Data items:
◆ ◆ ◆

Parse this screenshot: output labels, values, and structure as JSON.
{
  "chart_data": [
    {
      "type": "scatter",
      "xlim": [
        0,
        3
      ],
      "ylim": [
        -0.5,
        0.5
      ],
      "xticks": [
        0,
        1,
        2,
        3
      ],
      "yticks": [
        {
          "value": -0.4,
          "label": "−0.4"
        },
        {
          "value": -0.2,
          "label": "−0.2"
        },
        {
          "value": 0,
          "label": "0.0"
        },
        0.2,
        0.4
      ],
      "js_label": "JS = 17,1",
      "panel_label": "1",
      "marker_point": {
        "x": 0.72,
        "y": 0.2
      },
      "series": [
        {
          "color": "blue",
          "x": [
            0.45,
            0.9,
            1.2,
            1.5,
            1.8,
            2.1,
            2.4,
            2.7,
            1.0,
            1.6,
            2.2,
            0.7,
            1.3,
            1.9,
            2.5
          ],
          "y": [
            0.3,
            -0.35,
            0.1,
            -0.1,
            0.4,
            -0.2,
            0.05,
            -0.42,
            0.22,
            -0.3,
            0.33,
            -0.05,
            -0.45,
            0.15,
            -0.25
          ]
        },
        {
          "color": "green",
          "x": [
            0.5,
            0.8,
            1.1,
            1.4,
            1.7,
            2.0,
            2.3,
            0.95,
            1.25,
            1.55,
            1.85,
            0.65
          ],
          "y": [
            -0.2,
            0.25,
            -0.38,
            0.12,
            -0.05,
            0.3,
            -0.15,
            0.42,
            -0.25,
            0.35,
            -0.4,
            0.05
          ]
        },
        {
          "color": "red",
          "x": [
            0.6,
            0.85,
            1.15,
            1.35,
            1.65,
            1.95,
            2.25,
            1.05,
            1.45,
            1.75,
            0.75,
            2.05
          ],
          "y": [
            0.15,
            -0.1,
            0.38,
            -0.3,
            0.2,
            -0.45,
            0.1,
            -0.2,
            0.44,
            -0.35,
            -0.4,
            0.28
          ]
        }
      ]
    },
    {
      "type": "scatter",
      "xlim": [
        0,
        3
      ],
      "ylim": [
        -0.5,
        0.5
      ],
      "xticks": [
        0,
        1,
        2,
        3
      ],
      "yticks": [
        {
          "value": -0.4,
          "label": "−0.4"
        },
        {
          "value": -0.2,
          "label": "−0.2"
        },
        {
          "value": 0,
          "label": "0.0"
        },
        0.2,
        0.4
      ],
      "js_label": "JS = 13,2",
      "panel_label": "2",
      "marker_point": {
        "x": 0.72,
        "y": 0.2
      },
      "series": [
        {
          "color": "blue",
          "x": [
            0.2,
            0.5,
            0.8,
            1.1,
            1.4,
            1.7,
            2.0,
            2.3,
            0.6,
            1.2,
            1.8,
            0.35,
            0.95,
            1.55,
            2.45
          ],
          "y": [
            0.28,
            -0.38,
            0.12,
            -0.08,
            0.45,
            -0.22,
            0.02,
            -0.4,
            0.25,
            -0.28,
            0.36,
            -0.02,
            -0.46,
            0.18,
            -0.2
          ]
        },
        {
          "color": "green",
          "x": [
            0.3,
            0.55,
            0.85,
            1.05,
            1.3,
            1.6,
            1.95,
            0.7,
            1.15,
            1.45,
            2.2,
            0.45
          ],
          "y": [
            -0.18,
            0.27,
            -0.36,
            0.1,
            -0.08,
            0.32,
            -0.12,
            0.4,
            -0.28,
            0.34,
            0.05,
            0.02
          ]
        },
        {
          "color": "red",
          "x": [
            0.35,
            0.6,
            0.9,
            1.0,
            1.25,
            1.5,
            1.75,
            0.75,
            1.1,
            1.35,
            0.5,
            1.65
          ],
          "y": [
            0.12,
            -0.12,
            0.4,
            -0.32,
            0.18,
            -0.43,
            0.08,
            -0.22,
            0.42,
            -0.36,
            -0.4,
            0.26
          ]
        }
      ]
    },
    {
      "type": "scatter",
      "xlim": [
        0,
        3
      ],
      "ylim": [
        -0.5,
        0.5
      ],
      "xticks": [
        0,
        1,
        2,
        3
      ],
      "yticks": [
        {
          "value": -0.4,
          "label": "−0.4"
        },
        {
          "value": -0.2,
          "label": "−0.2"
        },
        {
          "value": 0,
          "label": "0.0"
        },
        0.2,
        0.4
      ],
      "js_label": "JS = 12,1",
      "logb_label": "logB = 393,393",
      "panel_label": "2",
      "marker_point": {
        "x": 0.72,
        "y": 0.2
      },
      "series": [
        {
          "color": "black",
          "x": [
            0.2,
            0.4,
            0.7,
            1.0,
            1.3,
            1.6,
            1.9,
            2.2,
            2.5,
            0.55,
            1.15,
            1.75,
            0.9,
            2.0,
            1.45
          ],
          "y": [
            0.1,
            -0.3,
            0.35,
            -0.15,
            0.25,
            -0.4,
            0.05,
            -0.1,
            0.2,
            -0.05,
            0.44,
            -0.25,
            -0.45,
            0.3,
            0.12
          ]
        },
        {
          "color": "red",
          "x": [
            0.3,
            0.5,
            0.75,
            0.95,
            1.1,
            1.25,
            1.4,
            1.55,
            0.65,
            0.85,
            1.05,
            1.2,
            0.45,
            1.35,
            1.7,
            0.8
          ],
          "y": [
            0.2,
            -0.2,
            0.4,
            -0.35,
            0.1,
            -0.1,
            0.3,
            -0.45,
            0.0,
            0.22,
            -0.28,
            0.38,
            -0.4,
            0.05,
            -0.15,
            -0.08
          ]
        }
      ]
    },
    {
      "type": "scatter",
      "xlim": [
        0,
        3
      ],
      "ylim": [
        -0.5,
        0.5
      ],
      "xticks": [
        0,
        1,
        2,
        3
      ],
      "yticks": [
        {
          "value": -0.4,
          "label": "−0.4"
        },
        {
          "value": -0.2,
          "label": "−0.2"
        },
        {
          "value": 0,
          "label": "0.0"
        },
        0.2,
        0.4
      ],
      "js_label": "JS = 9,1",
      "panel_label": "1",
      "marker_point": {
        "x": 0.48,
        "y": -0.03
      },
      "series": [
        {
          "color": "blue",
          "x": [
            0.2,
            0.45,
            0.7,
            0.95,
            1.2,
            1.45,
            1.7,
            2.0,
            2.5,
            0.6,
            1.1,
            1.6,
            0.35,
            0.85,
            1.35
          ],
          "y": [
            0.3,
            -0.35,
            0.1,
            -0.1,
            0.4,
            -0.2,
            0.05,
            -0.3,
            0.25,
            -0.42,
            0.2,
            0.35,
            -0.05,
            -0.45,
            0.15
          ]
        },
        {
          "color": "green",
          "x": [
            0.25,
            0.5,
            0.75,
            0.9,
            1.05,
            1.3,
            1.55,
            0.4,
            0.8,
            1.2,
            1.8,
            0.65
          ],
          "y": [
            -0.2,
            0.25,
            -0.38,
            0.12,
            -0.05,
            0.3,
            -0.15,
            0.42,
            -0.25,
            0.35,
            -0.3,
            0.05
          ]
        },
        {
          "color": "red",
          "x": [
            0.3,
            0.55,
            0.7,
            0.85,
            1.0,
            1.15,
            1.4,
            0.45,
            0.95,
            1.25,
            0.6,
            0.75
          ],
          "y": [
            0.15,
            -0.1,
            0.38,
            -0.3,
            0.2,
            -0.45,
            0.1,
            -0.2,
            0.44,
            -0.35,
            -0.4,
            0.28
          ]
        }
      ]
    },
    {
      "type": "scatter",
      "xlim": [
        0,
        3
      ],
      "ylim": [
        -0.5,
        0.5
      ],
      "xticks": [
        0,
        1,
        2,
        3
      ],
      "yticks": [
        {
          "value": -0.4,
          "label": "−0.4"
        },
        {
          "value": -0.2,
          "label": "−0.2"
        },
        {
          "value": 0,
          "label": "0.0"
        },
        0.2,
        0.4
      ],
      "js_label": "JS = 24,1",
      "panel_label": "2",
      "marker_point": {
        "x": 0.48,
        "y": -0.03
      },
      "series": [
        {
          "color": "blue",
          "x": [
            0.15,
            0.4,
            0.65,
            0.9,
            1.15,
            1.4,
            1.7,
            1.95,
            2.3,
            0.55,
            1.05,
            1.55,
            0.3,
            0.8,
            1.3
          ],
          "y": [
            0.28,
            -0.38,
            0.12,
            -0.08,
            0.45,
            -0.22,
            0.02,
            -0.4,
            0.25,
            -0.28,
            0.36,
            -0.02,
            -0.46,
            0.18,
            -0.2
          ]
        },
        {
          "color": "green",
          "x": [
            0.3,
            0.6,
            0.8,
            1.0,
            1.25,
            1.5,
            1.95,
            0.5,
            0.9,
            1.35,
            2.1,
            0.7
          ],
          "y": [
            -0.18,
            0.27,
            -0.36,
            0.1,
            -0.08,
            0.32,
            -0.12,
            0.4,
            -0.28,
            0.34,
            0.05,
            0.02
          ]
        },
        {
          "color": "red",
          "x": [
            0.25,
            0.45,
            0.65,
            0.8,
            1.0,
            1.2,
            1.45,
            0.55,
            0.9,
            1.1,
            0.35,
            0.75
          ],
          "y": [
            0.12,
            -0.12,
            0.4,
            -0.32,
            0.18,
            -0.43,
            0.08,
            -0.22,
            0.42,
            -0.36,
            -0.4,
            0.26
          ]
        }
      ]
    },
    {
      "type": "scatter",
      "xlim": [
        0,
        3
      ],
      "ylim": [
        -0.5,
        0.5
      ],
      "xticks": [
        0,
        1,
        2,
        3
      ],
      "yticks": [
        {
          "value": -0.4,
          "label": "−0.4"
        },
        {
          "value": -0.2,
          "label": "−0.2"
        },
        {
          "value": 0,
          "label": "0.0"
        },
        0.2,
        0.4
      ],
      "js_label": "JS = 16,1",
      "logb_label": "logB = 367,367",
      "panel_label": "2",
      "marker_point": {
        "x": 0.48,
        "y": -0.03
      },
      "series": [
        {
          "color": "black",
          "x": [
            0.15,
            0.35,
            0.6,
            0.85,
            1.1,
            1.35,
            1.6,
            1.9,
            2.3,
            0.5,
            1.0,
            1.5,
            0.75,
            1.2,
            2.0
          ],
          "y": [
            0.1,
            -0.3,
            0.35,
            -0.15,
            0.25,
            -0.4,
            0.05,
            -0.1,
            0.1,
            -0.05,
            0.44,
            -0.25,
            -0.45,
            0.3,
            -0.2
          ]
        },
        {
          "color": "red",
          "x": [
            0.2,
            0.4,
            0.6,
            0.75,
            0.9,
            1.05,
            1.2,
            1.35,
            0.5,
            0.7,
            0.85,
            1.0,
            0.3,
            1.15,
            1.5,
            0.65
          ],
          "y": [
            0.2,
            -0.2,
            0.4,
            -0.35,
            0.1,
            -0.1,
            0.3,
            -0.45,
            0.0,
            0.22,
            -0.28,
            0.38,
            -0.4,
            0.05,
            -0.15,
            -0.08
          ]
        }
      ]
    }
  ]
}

◆ ◆ ◆

- PROBLEM DETAILS
Extract from the data every line where "logB" shows up.

- EXPECTED OUTPUT
      "logb_label": "logB = 393,393",
      "logb_label": "logB = 367,367",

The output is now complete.